▸ **Data records**:
################
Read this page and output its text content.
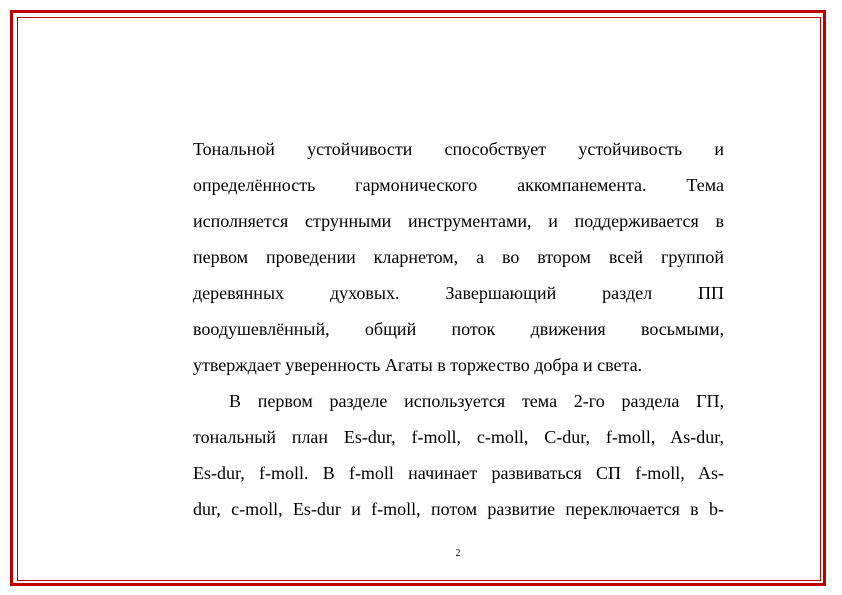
Тональной устойчивости способствует устойчивость и
определённость гармонического аккомпанемента. Тема
исполняется струнными инструментами, и поддерживается в
первом проведении кларнетом, а во втором всей группой
деревянных духовых. Завершающий раздел ПП
воодушевлённый, общий поток движения восьмыми,
утверждает уверенность Агаты в торжество добра и света.
В первом разделе используется тема 2-го раздела ГП,
тональный план Es-dur, f-moll, c-moll, C-dur, f-moll, As-dur,
Es-dur, f-moll. В f-moll начинает развиваться СП f-moll, As-
dur, c-moll, Es-dur и f-moll, потом развитие переключается в b-
2
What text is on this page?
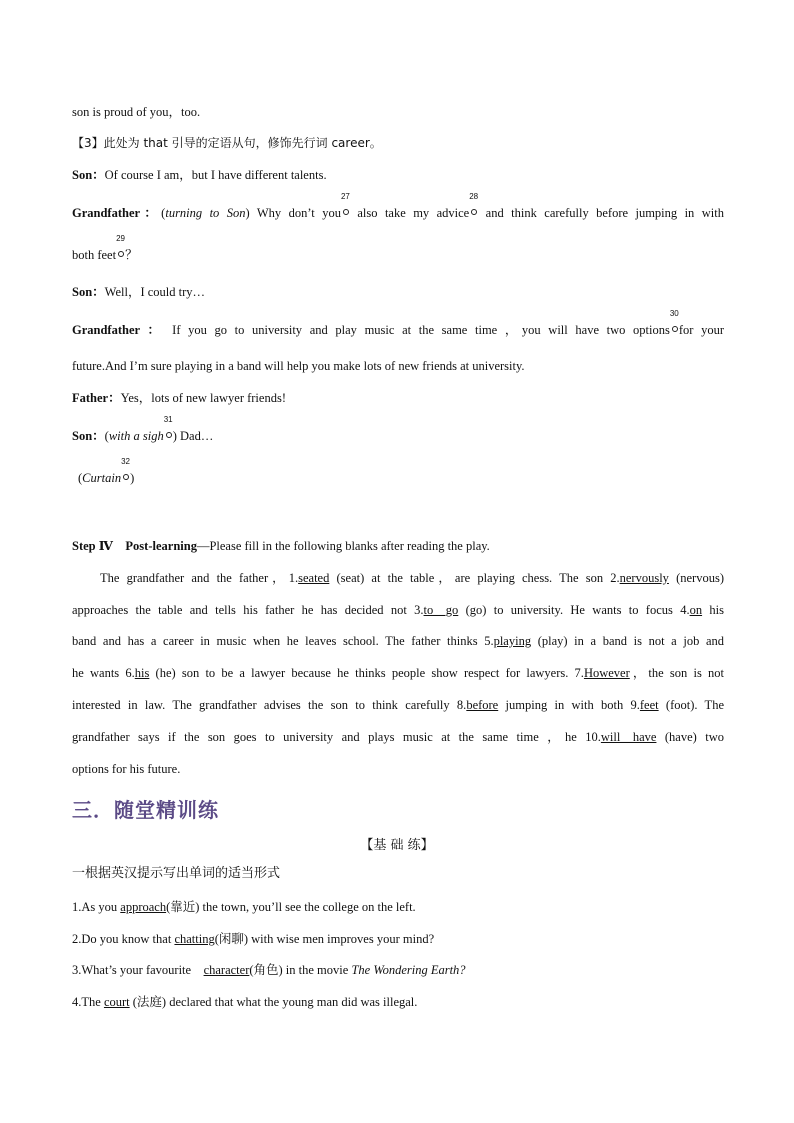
son is proud of you，too.
【3】此处为 that 引导的定语从句，修饰先行词 career。
Son：Of course I am，but I have different talents.
Grandfather：(turning to Son) Why don’t you
27
also take my advice
28
and think carefully before jumping in with
both feet
29
？
Son：Well，I could try…
Grandfather ： If you go to university and play music at the same time ，you will have two options
30
for your
future.And I’m sure playing in a band will help you make lots of new friends at university.
Father：Yes，lots of new lawyer friends!
Son：(with a sigh
31
) Dad…
(Curtain
32
)
Step Ⅳ　Post-learning—Please fill in the following blanks after reading the play.
The grandfather and the father，1.seated (seat) at the table，are playing chess. The son 2.nervously (nervous)
approaches the table and tells his father he has decided not 3.to__go (go) to university. He wants to focus 4.on his
band and has a career in music when he leaves school. The father thinks 5.playing (play) in a band is not a job and
he wants 6.his (he) son to be a lawyer because he thinks people show respect for lawyers. 7.However，the son is not
interested in law. The grandfather advises the son to think carefully 8.before jumping in with both 9.feet (foot). The
grandfather says if the son goes to university and plays music at the same time ，he 10.will__have (have) two
options for his future.
三．随堂精训练
【基 础 练】
一根据英汉提示写出单词的适当形式
1.As you approach(靠近) the town, you’ll see the college on the left.
2.Do you know that chatting(闲聊) with wise men improves your mind?
3.What’s your favourite　character(角色) in the movie The Wondering Earth?
4.The court (法庭) declared that what the young man did was illegal.
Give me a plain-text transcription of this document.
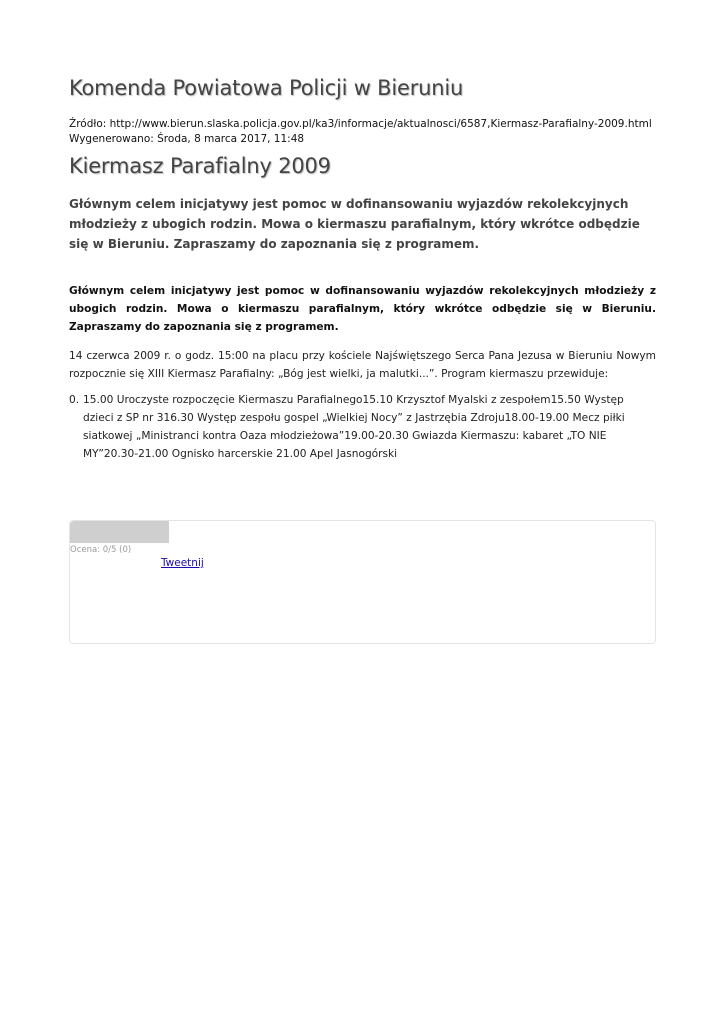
Komenda Powiatowa Policji w Bieruniu
Źródło: http://www.bierun.slaska.policja.gov.pl/ka3/informacje/aktualnosci/6587,Kiermasz-Parafialny-2009.html
Wygenerowano: Środa, 8 marca 2017, 11:48
Kiermasz Parafialny 2009

Głównym celem inicjatywy jest pomoc w dofinansowaniu wyjazdów rekolekcyjnych młodzieży z ubogich rodzin. Mowa o kiermaszu parafialnym, który wkrótce odbędzie się w Bieruniu. Zapraszamy do zapoznania się z programem.

Głównym celem inicjatywy jest pomoc w dofinansowaniu wyjazdów rekolekcyjnych młodzieży z ubogich rodzin. Mowa o kiermaszu parafialnym, który wkrótce odbędzie się w Bieruniu. Zapraszamy do zapoznania się z programem.

14 czerwca 2009 r. o godz. 15:00 na placu przy kościele Najświętszego Serca Pana Jezusa w Bieruniu Nowym rozpocznie się XIII Kiermasz Parafialny: „Bóg jest wielki, ja malutki...”. Program kiermaszu przewiduje:

0. 15.00 Uroczyste rozpoczęcie Kiermaszu Parafialnego15.10 Krzysztof Myalski z zespołem15.50 Występ dzieci z SP nr 316.30 Występ zespołu gospel „Wielkiej Nocy” z Jastrzębia Zdroju18.00-19.00 Mecz piłki siatkowej „Ministranci kontra Oaza młodzieżowa”19.00-20.30 Gwiazda Kiermaszu: kabaret „TO NIE MY”20.30-21.00 Ognisko harcerskie 21.00 Apel Jasnogórski
Ocena: 0/5 (0)
Tweetnij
################
▸ **STATED GOAL**:
Omit the pictures and restate the rest of the records verbatim.

▸ **SOLUTION FOR THIS PROBLEM**:
Read this page and output its text content.
Тональной устойчивости способствует устойчивость и
определённость гармонического аккомпанемента. Тема
исполняется струнными инструментами, и поддерживается в
первом проведении кларнетом, а во втором всей группой
деревянных духовых. Завершающий раздел ПП
воодушевлённый, общий поток движения восьмыми,
утверждает уверенность Агаты в торжество добра и света.
В первом разделе используется тема 2-го раздела ГП,
тональный план Es-dur, f-moll, c-moll, C-dur, f-moll, As-dur,
Es-dur, f-moll. В f-moll начинает развиваться СП f-moll, As-
dur, c-moll, Es-dur и f-moll, потом развитие переключается в b-
2
What text is on this page?
son is proud of you，too.
【3】此处为 that 引导的定语从句，修饰先行词 career。
Son：Of course I am，but I have different talents.
Grandfather：(turning to Son) Why don’t you
27
also take my advice
28
and think carefully before jumping in with
both feet
29
？
Son：Well，I could try…
Grandfather ： If you go to university and play music at the same time ，you will have two options
30
for your
future.And I’m sure playing in a band will help you make lots of new friends at university.
Father：Yes，lots of new lawyer friends!
Son：(with a sigh
31
) Dad…
(Curtain
32
)
Step Ⅳ　Post-learning—Please fill in the following blanks after reading the play.
The grandfather and the father，1.seated (seat) at the table，are playing chess. The son 2.nervously (nervous)
approaches the table and tells his father he has decided not 3.to__go (go) to university. He wants to focus 4.on his
band and has a career in music when he leaves school. The father thinks 5.playing (play) in a band is not a job and
he wants 6.his (he) son to be a lawyer because he thinks people show respect for lawyers. 7.However，the son is not
interested in law. The grandfather advises the son to think carefully 8.before jumping in with both 9.feet (foot). The
grandfather says if the son goes to university and plays music at the same time ，he 10.will__have (have) two
options for his future.
三．随堂精训练
【基 础 练】
一根据英汉提示写出单词的适当形式
1.As you approach(靠近) the town, you’ll see the college on the left.
2.Do you know that chatting(闲聊) with wise men improves your mind?
3.What’s your favourite　character(角色) in the movie The Wondering Earth?
4.The court (法庭) declared that what the young man did was illegal.
Give me a plain-text transcription of this document.
Komenda Powiatowa Policji w Bieruniu
Źródło: http://www.bierun.slaska.policja.gov.pl/ka3/informacje/aktualnosci/6587,Kiermasz-Parafialny-2009.html
Wygenerowano: Środa, 8 marca 2017, 11:48
Kiermasz Parafialny 2009

Głównym celem inicjatywy jest pomoc w dofinansowaniu wyjazdów rekolekcyjnych młodzieży z ubogich rodzin. Mowa o kiermaszu parafialnym, który wkrótce odbędzie się w Bieruniu. Zapraszamy do zapoznania się z programem.

Głównym celem inicjatywy jest pomoc w dofinansowaniu wyjazdów rekolekcyjnych młodzieży z ubogich rodzin. Mowa o kiermaszu parafialnym, który wkrótce odbędzie się w Bieruniu. Zapraszamy do zapoznania się z programem.

14 czerwca 2009 r. o godz. 15:00 na placu przy kościele Najświętszego Serca Pana Jezusa w Bieruniu Nowym rozpocznie się XIII Kiermasz Parafialny: „Bóg jest wielki, ja malutki...”. Program kiermaszu przewiduje:

0. 15.00 Uroczyste rozpoczęcie Kiermaszu Parafialnego15.10 Krzysztof Myalski z zespołem15.50 Występ dzieci z SP nr 316.30 Występ zespołu gospel „Wielkiej Nocy” z Jastrzębia Zdroju18.00-19.00 Mecz piłki siatkowej „Ministranci kontra Oaza młodzieżowa”19.00-20.30 Gwiazda Kiermaszu: kabaret „TO NIE MY”20.30-21.00 Ognisko harcerskie 21.00 Apel Jasnogórski
Ocena: 0/5 (0)
Tweetnij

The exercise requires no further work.